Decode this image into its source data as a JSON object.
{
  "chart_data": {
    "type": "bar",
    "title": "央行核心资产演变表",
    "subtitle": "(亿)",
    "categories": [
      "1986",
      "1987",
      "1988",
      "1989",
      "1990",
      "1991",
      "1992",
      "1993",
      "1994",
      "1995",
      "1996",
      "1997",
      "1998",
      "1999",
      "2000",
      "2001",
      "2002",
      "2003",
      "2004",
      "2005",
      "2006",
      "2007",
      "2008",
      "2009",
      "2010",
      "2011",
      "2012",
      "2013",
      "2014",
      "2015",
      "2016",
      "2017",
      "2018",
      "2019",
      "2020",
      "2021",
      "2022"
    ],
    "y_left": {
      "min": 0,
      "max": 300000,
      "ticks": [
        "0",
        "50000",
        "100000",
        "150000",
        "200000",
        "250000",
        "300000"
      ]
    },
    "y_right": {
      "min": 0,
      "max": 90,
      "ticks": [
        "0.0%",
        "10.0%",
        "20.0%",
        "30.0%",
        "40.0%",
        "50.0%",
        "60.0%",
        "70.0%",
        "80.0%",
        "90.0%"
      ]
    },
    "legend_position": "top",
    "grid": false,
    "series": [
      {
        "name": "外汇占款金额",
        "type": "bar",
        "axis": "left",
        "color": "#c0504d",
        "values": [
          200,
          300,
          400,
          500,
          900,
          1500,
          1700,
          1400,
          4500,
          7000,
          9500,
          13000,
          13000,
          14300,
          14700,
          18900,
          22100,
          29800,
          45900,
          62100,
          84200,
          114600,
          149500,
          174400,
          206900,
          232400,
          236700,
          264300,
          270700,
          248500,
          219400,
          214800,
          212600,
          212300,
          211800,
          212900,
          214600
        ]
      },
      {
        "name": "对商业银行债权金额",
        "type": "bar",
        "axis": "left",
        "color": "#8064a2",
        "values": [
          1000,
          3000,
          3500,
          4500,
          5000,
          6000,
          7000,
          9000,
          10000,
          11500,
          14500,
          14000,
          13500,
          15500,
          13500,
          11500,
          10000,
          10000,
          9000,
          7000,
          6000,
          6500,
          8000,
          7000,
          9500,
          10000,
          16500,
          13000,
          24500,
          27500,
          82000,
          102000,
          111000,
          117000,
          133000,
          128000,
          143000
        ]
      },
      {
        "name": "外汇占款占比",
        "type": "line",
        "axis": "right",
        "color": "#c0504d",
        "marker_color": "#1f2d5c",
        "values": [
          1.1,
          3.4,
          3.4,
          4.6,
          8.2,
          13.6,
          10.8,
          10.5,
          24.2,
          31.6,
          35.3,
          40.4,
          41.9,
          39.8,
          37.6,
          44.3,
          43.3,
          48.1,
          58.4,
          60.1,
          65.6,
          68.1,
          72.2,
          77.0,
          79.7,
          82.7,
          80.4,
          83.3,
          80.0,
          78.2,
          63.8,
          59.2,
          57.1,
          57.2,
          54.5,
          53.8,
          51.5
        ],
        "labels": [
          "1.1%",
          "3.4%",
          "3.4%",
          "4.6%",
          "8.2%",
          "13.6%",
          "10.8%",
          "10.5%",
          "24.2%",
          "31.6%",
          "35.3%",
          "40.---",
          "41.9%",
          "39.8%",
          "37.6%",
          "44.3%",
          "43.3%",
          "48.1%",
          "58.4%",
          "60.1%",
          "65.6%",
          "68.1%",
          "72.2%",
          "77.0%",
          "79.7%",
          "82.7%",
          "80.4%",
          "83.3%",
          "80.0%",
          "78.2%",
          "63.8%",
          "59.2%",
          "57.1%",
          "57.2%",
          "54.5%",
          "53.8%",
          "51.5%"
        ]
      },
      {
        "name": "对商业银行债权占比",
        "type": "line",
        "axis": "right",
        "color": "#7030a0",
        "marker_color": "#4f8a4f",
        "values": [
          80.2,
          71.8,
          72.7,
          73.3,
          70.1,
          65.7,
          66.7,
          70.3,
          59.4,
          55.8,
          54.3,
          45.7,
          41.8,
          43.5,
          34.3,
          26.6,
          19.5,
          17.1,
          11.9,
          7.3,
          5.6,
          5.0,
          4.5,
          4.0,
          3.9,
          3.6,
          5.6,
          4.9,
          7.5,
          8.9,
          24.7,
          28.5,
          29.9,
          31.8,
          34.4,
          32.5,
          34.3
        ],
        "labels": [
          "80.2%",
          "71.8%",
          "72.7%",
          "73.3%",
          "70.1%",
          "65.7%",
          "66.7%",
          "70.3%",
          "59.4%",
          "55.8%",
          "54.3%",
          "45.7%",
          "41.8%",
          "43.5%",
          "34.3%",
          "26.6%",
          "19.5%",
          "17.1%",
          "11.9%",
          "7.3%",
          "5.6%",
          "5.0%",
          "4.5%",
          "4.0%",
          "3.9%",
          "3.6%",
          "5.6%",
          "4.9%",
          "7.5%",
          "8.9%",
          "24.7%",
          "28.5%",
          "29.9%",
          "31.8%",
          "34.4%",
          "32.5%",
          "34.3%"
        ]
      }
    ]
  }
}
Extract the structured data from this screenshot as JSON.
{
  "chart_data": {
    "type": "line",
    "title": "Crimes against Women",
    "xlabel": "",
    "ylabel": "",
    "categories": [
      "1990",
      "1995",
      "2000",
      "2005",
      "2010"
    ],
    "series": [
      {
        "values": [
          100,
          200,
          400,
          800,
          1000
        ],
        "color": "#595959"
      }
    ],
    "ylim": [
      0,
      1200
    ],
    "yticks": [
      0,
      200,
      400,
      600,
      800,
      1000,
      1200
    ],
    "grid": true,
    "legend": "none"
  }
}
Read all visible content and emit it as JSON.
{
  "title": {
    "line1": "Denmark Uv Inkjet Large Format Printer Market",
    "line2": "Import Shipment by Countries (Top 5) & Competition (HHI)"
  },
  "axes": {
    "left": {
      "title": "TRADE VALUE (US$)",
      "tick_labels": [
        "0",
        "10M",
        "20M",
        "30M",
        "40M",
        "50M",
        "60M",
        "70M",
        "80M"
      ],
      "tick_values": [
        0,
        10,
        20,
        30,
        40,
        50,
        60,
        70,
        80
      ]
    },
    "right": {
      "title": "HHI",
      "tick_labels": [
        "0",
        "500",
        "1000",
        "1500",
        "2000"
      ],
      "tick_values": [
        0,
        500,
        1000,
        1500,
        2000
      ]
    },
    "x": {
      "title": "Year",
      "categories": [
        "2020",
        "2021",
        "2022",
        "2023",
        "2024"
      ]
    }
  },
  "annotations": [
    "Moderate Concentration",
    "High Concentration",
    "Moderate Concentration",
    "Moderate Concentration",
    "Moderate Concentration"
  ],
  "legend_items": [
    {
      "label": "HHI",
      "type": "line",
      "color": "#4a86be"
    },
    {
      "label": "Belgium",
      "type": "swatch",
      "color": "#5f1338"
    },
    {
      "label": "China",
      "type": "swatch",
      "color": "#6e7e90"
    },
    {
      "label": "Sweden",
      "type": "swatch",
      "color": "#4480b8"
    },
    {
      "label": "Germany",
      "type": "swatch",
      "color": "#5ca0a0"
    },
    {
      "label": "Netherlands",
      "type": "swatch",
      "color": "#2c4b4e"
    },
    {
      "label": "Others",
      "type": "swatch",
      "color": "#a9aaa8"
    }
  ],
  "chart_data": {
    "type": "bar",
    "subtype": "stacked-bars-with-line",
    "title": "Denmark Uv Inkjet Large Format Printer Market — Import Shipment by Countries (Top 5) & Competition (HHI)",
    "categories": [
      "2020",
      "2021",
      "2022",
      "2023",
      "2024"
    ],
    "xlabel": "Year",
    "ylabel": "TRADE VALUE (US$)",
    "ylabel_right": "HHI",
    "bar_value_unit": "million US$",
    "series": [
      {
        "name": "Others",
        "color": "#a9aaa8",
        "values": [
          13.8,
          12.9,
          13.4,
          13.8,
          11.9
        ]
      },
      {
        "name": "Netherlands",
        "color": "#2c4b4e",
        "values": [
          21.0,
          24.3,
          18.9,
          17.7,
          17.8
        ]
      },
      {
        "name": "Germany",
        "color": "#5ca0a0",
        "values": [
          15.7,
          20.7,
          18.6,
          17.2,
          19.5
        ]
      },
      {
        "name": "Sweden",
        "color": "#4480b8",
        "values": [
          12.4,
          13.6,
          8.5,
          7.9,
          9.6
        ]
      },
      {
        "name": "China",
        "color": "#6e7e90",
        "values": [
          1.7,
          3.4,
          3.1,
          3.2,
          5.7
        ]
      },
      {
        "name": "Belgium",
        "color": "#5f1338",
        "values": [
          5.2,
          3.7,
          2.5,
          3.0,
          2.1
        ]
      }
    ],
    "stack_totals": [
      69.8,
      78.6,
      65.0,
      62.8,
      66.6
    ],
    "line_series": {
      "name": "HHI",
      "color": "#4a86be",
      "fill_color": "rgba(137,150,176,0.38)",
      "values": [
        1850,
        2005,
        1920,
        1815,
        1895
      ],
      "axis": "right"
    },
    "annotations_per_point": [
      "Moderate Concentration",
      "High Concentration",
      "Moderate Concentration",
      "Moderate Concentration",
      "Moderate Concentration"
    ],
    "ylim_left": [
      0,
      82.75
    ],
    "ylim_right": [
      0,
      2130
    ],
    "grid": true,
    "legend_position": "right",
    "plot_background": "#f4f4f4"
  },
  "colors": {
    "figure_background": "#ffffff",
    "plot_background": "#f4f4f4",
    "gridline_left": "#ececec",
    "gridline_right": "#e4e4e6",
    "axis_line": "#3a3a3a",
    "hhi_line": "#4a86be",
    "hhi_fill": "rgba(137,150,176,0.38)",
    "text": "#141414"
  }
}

» **Exercise directions**
Count how many lines of the listing above include "Netherlands" and report that number alone.

» **Written response**
2